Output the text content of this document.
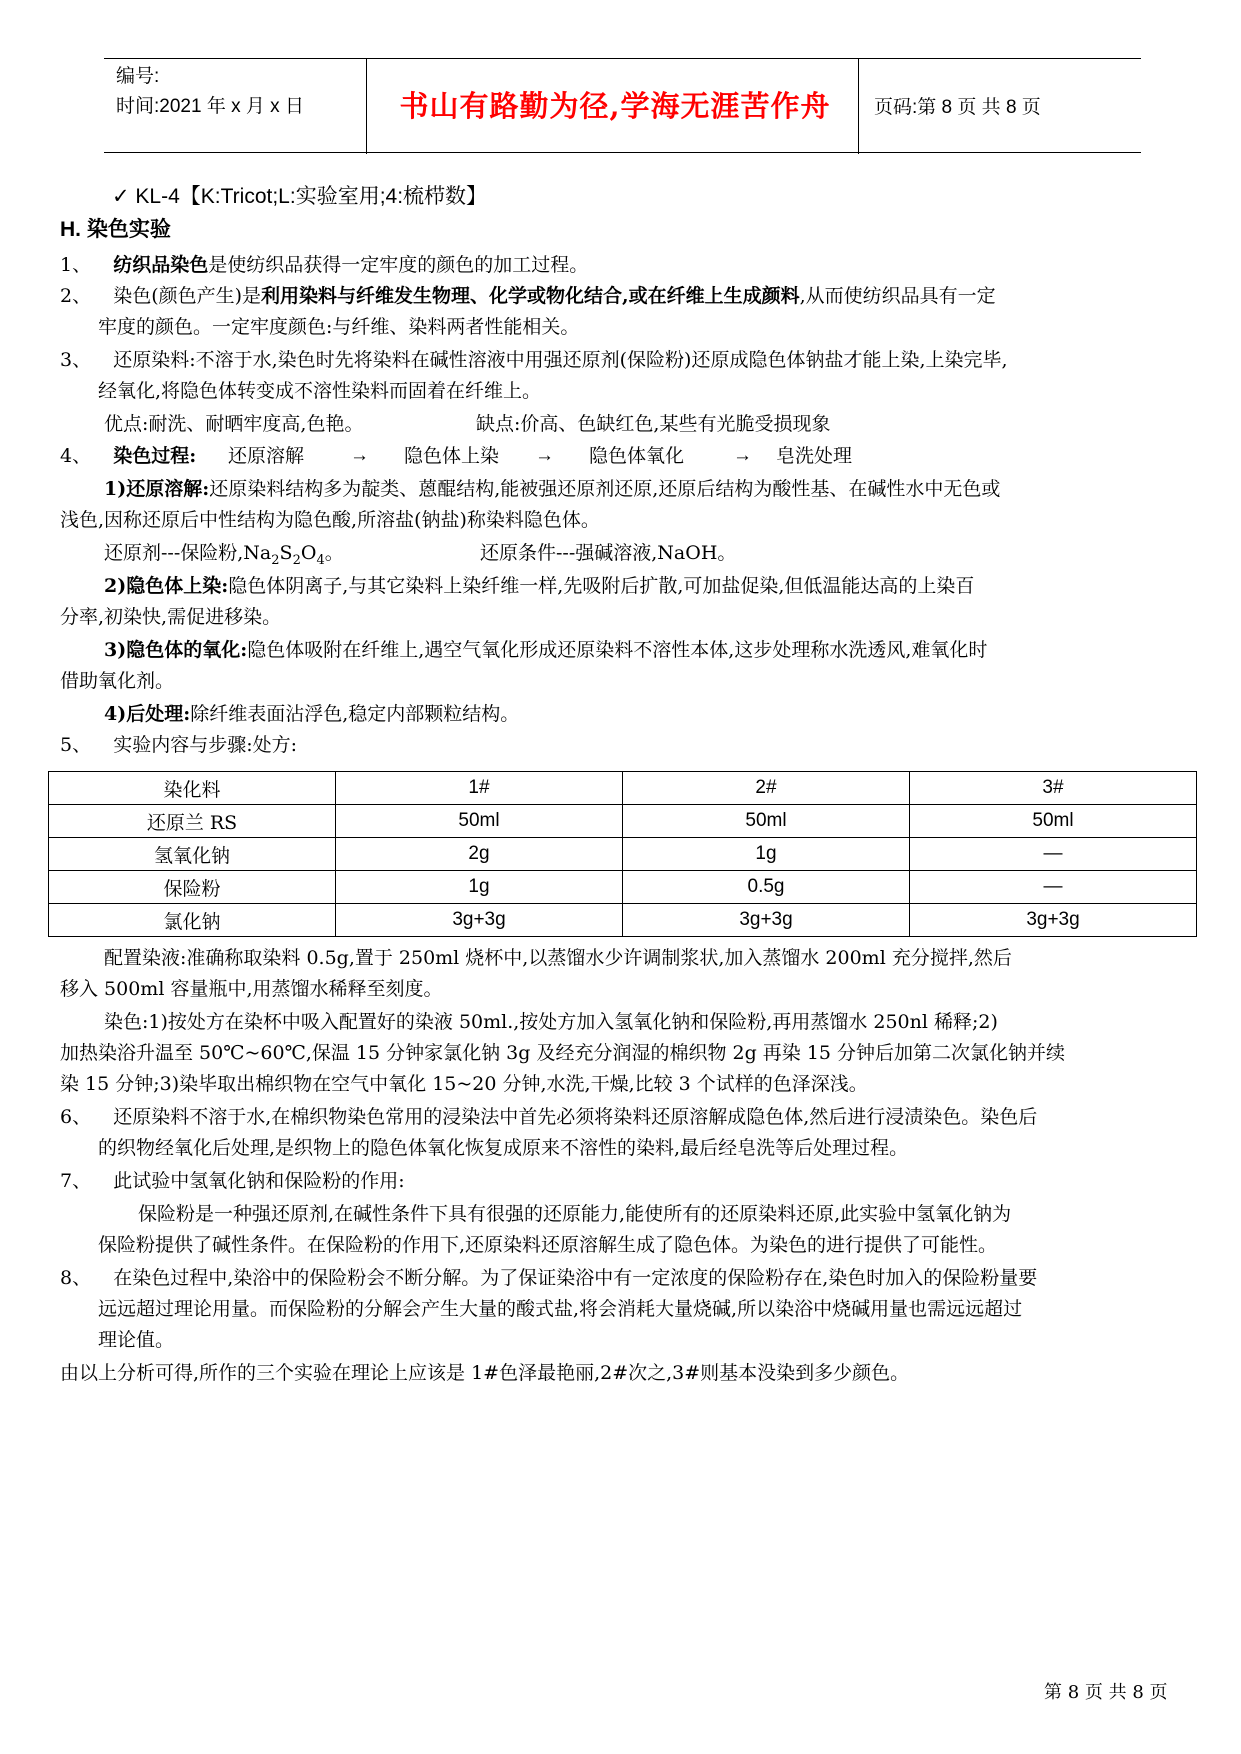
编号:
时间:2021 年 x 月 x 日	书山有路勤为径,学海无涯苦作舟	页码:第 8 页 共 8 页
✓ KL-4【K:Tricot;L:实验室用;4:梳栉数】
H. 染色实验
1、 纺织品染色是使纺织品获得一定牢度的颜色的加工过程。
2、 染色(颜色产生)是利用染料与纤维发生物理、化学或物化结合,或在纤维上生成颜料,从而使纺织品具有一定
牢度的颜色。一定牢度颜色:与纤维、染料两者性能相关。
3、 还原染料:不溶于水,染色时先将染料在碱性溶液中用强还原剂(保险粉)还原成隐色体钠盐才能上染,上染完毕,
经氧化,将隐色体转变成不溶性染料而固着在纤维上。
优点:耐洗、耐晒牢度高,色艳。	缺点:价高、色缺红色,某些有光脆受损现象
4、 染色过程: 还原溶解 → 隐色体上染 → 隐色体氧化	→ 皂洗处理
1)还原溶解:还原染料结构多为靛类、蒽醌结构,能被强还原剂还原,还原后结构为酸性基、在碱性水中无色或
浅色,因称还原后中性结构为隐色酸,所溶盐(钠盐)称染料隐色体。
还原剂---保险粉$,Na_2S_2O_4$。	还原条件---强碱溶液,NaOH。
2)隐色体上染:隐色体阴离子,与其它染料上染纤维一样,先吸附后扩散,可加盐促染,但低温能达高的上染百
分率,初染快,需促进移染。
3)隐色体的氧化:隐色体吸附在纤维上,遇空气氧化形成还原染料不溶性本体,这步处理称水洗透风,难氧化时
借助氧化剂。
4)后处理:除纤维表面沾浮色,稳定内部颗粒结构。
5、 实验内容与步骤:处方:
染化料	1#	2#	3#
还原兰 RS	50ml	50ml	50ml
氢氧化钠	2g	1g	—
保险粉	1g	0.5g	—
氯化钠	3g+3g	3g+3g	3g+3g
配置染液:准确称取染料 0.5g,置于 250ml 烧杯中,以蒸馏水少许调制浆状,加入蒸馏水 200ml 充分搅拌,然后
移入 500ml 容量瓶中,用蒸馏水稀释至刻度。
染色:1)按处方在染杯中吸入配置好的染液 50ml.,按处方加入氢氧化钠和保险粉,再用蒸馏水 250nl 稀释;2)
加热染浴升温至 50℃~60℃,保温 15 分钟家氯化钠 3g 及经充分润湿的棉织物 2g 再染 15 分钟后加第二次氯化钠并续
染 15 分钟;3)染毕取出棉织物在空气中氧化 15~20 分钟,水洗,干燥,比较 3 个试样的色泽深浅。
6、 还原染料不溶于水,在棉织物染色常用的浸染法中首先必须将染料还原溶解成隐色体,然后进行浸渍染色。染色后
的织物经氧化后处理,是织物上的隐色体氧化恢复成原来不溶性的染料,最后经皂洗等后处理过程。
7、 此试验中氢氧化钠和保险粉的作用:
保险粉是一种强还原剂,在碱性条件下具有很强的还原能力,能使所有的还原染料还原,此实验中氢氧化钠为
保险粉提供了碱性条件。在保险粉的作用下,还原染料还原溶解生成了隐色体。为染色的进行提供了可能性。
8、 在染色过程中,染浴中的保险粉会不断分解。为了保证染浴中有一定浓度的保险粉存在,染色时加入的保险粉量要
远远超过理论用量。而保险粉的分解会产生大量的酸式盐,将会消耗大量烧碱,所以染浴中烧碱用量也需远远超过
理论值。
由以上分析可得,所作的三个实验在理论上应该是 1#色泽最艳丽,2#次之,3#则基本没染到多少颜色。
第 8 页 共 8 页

# # # # # # #

- [Task requirements] From the listing above, collect every line that mentions the word "隐色体上染".

- [Solution]
4、 染色过程: 还原溶解 → 隐色体上染 → 隐色体氧化	→ 皂洗处理
2)隐色体上染:隐色体阴离子,与其它染料上染纤维一样,先吸附后扩散,可加盐促染,但低温能达高的上染百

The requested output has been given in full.